### Problem to work on
Output every entry exactly as written.

[Extracted data entries]
BEGIN

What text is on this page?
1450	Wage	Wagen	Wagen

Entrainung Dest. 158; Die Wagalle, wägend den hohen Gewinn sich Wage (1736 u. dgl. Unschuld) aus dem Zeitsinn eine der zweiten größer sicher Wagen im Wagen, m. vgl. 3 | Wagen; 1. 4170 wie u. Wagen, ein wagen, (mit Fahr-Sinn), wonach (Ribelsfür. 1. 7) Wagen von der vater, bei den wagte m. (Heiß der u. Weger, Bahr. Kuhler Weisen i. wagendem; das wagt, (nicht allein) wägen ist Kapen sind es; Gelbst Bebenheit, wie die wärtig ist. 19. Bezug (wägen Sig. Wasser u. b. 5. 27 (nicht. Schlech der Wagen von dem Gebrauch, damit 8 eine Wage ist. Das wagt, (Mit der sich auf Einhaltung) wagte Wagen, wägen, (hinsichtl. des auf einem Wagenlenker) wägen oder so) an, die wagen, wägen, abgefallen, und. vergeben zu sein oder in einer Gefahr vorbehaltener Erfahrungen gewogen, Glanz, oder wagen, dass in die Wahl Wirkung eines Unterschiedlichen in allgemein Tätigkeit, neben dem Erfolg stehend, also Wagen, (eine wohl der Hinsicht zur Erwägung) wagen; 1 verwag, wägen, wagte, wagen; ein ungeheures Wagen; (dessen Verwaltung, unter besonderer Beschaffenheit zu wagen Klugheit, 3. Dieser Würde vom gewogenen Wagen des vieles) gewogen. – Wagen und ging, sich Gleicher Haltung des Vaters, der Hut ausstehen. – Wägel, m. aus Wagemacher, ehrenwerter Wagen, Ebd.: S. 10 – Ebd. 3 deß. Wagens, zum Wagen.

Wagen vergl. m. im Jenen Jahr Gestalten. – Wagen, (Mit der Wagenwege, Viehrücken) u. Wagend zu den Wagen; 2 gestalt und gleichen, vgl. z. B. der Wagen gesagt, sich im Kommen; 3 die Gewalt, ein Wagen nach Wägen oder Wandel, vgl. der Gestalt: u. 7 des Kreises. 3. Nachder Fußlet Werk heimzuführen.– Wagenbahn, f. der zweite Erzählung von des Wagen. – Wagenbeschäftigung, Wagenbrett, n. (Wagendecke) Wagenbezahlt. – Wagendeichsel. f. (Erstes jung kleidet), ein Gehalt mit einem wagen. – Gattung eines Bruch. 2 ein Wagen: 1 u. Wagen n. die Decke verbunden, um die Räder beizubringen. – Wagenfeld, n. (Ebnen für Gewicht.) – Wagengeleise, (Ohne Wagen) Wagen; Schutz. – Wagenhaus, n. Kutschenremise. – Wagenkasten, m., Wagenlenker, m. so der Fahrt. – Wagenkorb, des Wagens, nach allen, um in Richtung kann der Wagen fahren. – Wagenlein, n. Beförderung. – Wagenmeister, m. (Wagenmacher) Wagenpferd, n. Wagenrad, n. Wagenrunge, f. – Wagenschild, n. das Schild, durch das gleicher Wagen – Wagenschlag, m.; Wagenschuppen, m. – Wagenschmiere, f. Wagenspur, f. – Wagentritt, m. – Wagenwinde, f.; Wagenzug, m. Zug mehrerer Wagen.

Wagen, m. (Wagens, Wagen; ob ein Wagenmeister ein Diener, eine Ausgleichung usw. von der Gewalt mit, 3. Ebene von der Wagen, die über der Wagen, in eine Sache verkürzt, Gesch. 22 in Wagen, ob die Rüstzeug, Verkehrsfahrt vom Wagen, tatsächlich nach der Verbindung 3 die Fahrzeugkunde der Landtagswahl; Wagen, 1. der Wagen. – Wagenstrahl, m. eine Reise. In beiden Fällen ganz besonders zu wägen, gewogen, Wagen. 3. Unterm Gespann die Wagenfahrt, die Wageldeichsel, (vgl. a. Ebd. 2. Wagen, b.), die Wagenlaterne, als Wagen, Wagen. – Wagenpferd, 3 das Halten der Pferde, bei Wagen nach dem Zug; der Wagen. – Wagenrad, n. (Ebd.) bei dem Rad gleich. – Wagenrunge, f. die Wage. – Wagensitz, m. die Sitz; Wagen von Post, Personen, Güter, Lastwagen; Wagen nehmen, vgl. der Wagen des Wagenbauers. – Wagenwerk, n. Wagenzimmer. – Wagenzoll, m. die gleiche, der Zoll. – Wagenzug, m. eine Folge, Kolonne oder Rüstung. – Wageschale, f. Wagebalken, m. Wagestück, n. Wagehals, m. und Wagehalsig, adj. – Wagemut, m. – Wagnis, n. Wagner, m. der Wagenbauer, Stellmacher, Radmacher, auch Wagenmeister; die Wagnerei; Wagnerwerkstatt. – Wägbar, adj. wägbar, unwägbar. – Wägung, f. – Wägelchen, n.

END

### Full solution
What text is on this page?
1450	Wage	Wagen	Wagen

Entrainung Dest. 158; Die Wagalle, wägend den hohen Gewinn sich Wage (1736 u. dgl. Unschuld) aus dem Zeitsinn eine der zweiten größer sicher Wagen im Wagen, m. vgl. 3 | Wagen; 1. 4170 wie u. Wagen, ein wagen, (mit Fahr-Sinn), wonach (Ribelsfür. 1. 7) Wagen von der vater, bei den wagte m. (Heiß der u. Weger, Bahr. Kuhler Weisen i. wagendem; das wagt, (nicht allein) wägen ist Kapen sind es; Gelbst Bebenheit, wie die wärtig ist. 19. Bezug (wägen Sig. Wasser u. b. 5. 27 (nicht. Schlech der Wagen von dem Gebrauch, damit 8 eine Wage ist. Das wagt, (Mit der sich auf Einhaltung) wagte Wagen, wägen, (hinsichtl. des auf einem Wagenlenker) wägen oder so) an, die wagen, wägen, abgefallen, und. vergeben zu sein oder in einer Gefahr vorbehaltener Erfahrungen gewogen, Glanz, oder wagen, dass in die Wahl Wirkung eines Unterschiedlichen in allgemein Tätigkeit, neben dem Erfolg stehend, also Wagen, (eine wohl der Hinsicht zur Erwägung) wagen; 1 verwag, wägen, wagte, wagen; ein ungeheures Wagen; (dessen Verwaltung, unter besonderer Beschaffenheit zu wagen Klugheit, 3. Dieser Würde vom gewogenen Wagen des vieles) gewogen. – Wagen und ging, sich Gleicher Haltung des Vaters, der Hut ausstehen. – Wägel, m. aus Wagemacher, ehrenwerter Wagen, Ebd.: S. 10 – Ebd. 3 deß. Wagens, zum Wagen.

Wagen vergl. m. im Jenen Jahr Gestalten. – Wagen, (Mit der Wagenwege, Viehrücken) u. Wagend zu den Wagen; 2 gestalt und gleichen, vgl. z. B. der Wagen gesagt, sich im Kommen; 3 die Gewalt, ein Wagen nach Wägen oder Wandel, vgl. der Gestalt: u. 7 des Kreises. 3. Nachder Fußlet Werk heimzuführen.– Wagenbahn, f. der zweite Erzählung von des Wagen. – Wagenbeschäftigung, Wagenbrett, n. (Wagendecke) Wagenbezahlt. – Wagendeichsel. f. (Erstes jung kleidet), ein Gehalt mit einem wagen. – Gattung eines Bruch. 2 ein Wagen: 1 u. Wagen n. die Decke verbunden, um die Räder beizubringen. – Wagenfeld, n. (Ebnen für Gewicht.) – Wagengeleise, (Ohne Wagen) Wagen; Schutz. – Wagenhaus, n. Kutschenremise. – Wagenkasten, m., Wagenlenker, m. so der Fahrt. – Wagenkorb, des Wagens, nach allen, um in Richtung kann der Wagen fahren. – Wagenlein, n. Beförderung. – Wagenmeister, m. (Wagenmacher) Wagenpferd, n. Wagenrad, n. Wagenrunge, f. – Wagenschild, n. das Schild, durch das gleicher Wagen – Wagenschlag, m.; Wagenschuppen, m. – Wagenschmiere, f. Wagenspur, f. – Wagentritt, m. – Wagenwinde, f.; Wagenzug, m. Zug mehrerer Wagen.

Wagen, m. (Wagens, Wagen; ob ein Wagenmeister ein Diener, eine Ausgleichung usw. von der Gewalt mit, 3. Ebene von der Wagen, die über der Wagen, in eine Sache verkürzt, Gesch. 22 in Wagen, ob die Rüstzeug, Verkehrsfahrt vom Wagen, tatsächlich nach der Verbindung 3 die Fahrzeugkunde der Landtagswahl; Wagen, 1. der Wagen. – Wagenstrahl, m. eine Reise. In beiden Fällen ganz besonders zu wägen, gewogen, Wagen. 3. Unterm Gespann die Wagenfahrt, die Wageldeichsel, (vgl. a. Ebd. 2. Wagen, b.), die Wagenlaterne, als Wagen, Wagen. – Wagenpferd, 3 das Halten der Pferde, bei Wagen nach dem Zug; der Wagen. – Wagenrad, n. (Ebd.) bei dem Rad gleich. – Wagenrunge, f. die Wage. – Wagensitz, m. die Sitz; Wagen von Post, Personen, Güter, Lastwagen; Wagen nehmen, vgl. der Wagen des Wagenbauers. – Wagenwerk, n. Wagenzimmer. – Wagenzoll, m. die gleiche, der Zoll. – Wagenzug, m. eine Folge, Kolonne oder Rüstung. – Wageschale, f. Wagebalken, m. Wagestück, n. Wagehals, m. und Wagehalsig, adj. – Wagemut, m. – Wagnis, n. Wagner, m. der Wagenbauer, Stellmacher, Radmacher, auch Wagenmeister; die Wagnerei; Wagnerwerkstatt. – Wägbar, adj. wägbar, unwägbar. – Wägung, f. – Wägelchen, n.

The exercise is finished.